* AIM A: Substitute "legend-swatch" for "colorbar-swatch" in the entries starting at the first one and ending at the line containing "246, 852, 285]", and give those lines again with nothing else altered.

* EXCERPTED PASSAGE:
-*-*-
Mountain biking was “on trial” during an intense four-week inquiry hearing for the proposed Warburton Mountain Bike Destination, according to its executive project manager, Matt Harrington.
Victoria’s Minister for Planning, Richard Wynne, is expected to announce a decision on the project in late June or early July, after the enquiry applied intense scrutiny to the project and mountain biking in general.
“Mountain biking was very much on trial, in particular its acceptability in a national park setting,” Matt said.
However, Matt said the project team remains optimistic the venture Environmental Effects Statement (EES) and presentations to the inquiry satisfactorily address all the potential concerns.
“We put a really strong case forward to clearly demonstrate we understand the potential impacts of this project, and that these impacts will not be significant.
Preparations for November Start for Construction
The team is forging ahead with the other necessarily planning processes, including building permits and cultural heritage plans, so construction could potentially start in November if it is approved by the Minister.
“We certainly can’t afford to sit on our hands at the moment,” he added.
In May 2020, the State Minister for Planning, Richard Wynne, ruled the Warburton project would be the first mountain bike facility to require an Environmental Effects Statement, under Victorian environmental protection laws, because many of the proposed facility’s 177km of trails would be located within the Yarra Ranges National Park.
An extraordinary total of 2707 submissions have been received on the mountain bike destination proposal and its EES, an unprecedented level of response to a cycling issue according to We Ride Australia’s director – national advocacy, Stephen Hodge.
The public hearing was held on 15th March to 7th April to give people a chance to speak on their submission.
The inquiry was initially expected to take two weeks but that grew to four as 70 people registered to speak at the hearing.
The majority of speakers were in favour of the development. The trend was in line with the written submissions, with around 84% of submissions expressing support for the proposal.
“EESs are usually lucky to get a handful of positive submissions and we had over 2,300 positive submissions,” Matt said.
Fierce Opposition From Parks Association
However, the project’s most vehement opposition during the submission process and inquiry came from the Victorian National Parks Association (VNPA), which claimed the development presented an unacceptable level of risk to the Yarra Ranges National Park conservation values, even with the mitigation measures proposed.
The Victorian Government formed an Inquiry and Advisory Committee to review the proposal and the VNPA urged the committee to “find that the impacts of the project on the park are both significant and unacceptable”.
The association opposed all the proposed trials except one.
“Trail 2 is not opposed in principle. This is because the trail uses existing infrastructure and recognised in the Park Management Plan,” the YNPA says in its written statement.
But it says the project posed an unacceptable risk to listed threatened rainforest communities and threatened species, particularly the Mount Donna Buang Wingless Stonefly.
“National Parks exist to preserve and protect these values, and ought to be the one place where these threatened species and communities have their best chance of surviving a challenging future without having this chance traded off against other social and economic objectives, however worthy those other objectives may be,” its submission says.
-*-*-
* MATERIAL TO PROCESS:
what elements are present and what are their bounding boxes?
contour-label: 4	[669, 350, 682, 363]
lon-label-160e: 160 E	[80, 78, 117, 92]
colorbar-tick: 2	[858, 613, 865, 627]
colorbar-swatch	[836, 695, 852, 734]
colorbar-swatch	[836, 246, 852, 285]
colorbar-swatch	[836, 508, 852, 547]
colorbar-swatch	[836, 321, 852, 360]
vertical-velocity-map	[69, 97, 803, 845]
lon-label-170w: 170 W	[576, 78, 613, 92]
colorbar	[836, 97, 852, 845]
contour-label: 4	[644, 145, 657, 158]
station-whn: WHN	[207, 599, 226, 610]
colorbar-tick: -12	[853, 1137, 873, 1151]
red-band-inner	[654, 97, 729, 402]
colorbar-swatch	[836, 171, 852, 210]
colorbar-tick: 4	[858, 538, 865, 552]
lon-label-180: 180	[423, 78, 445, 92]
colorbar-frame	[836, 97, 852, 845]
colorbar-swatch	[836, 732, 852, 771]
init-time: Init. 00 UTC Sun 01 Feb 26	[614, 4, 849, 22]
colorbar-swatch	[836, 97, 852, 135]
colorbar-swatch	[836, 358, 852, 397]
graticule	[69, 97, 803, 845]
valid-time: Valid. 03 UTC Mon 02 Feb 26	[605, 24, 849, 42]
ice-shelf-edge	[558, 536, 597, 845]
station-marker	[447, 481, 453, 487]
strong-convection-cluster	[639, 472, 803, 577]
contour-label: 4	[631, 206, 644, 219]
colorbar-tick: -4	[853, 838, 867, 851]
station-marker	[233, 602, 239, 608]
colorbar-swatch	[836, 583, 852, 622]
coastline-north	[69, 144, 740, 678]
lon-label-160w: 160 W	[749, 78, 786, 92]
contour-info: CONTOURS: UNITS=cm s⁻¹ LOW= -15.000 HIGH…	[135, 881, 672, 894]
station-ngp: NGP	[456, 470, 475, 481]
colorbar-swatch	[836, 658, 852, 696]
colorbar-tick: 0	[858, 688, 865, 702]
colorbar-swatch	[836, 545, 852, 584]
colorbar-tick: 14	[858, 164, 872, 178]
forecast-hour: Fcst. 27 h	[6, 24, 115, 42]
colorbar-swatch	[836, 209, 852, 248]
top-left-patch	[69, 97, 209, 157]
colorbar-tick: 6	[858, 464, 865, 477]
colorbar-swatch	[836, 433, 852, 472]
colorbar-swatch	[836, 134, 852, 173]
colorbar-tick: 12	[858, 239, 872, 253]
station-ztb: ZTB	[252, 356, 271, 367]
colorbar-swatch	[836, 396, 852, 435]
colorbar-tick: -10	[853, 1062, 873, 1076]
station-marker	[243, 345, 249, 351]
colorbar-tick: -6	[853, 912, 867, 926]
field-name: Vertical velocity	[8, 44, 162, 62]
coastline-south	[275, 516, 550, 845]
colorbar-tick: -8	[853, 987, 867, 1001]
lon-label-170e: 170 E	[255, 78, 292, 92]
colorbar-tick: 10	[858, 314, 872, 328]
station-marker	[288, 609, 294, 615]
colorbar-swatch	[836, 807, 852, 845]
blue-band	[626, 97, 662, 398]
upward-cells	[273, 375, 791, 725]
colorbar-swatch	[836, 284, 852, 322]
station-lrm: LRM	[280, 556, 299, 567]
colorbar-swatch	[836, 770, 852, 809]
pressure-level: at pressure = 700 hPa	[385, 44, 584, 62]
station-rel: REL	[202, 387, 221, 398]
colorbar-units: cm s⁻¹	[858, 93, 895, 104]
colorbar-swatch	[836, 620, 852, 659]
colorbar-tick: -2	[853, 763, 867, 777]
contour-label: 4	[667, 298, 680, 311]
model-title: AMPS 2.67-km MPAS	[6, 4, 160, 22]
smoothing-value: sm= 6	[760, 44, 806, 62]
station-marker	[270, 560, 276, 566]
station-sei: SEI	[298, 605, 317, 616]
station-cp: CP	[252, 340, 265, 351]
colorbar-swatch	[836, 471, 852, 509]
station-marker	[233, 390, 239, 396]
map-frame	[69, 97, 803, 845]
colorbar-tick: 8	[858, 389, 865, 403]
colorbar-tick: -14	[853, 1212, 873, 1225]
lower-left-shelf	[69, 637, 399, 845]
-*-*-
* AIM B: Proceed with the article on the Warburton Mountain Bike Destination inquiry, picking up right after its final sentence.

* EXERCISE RESULT A:
what elements are present and what are their bounding boxes?
contour-label: 4	[669, 350, 682, 363]
lon-label-160e: 160 E	[80, 78, 117, 92]
colorbar-tick: 2	[858, 613, 865, 627]
legend-swatch	[836, 695, 852, 734]
legend-swatch	[836, 246, 852, 285]

* EXERCISE RESULT B:
The association enlisted a barrister, a solicitor and three expert witnesses for the hearing, to oppose any development of the mountain bike facility in the national park.
Matt said it was a particularly adversarial hearing at times, with members of the Yarra Ranges Council project team and its legal representatives working around the clock for much of the four weeks.
“Our legal team is highly experienced with EESs but even they said this hearing was particularly intense,” he said.
Mountain of Documentation
As part of the hearing, the project team produced 50 pages of maps, 400 pages of expert witness statements, 230 pages of technical notes, responded to 206 requests for information and compiled 350 pages of their own submissions.
“Just during the hearing, we prepared 1,400 pages of information, to go with the 3,500 pages of our Environmental Effect Statement documentation,” Matt added.
“That’s astounding for a ribbon of dirt that will run through the bush.
“But I don’t think there was anything that emerged during the hearing that will put Stage 1 of the project at risk.”
He said concerns about the project were definitely focused on the prospect of development in the national park.
“It will certainly be a litmus test of the government’s appetite for trails in national park settings,” Matt remarked.
“There is certainly political momentum behind the project at the moment but anything we can do to stoke that momentum is going to be a good thing.
“Personally, I’m not a big believer that we should have lots of mountain bike tracks scattered through national parks, given all the other land tenures that are available – with state forests, forestry plantations, private land – but there should be room for appropriate development – and the project we are putting on the table here is a nationally significant development.
“It’s similar to the Grampians Peaks Trail and the Three Capes Walk in Tasmania.
“People want to experience these beautiful areas, they want to connect with nature and they want to experience it in a different way.
“This project is a test of mountain biking going from being a niche extreme sport to being something more recognised and valued by the broader community.”
Prime Opportunity for Ecotourism
Matt said he would have thought the Warburton Mountain Bike Destination would be in line with the VNPA’s push for a Great Forest National Park, absorbing State forests around the Yarra Range National Park and the Upper Yarra Valley. The association has advocated the removal of timber harvesting from this expanded national park, to be replaced by ecotourism.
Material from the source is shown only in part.